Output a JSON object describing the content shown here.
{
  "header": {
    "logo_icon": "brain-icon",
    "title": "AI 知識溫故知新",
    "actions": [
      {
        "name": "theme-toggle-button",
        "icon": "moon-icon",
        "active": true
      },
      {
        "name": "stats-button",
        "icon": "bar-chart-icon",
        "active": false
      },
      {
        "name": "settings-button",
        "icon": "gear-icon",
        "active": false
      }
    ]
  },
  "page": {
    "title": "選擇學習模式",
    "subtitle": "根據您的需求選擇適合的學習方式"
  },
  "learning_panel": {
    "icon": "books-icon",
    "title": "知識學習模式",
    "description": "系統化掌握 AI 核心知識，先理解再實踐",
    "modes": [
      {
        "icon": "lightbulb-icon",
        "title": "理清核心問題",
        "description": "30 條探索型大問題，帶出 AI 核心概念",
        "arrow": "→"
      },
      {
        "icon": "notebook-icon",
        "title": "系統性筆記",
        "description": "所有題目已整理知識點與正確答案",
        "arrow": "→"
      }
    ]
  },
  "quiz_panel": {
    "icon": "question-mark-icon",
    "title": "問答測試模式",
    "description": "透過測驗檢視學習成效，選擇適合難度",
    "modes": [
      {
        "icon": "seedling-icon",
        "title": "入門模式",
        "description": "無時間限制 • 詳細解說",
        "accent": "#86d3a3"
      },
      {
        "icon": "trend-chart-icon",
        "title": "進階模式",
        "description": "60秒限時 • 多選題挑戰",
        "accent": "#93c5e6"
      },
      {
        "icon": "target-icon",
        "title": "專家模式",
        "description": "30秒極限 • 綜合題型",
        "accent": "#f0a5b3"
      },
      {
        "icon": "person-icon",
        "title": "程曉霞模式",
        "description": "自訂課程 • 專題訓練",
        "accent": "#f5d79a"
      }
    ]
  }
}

WHAT YOU SHOULD DO: What is the number of lines in the listing above that contain the string "name"? Give only the number.

RESULT OF THIS TASK: 3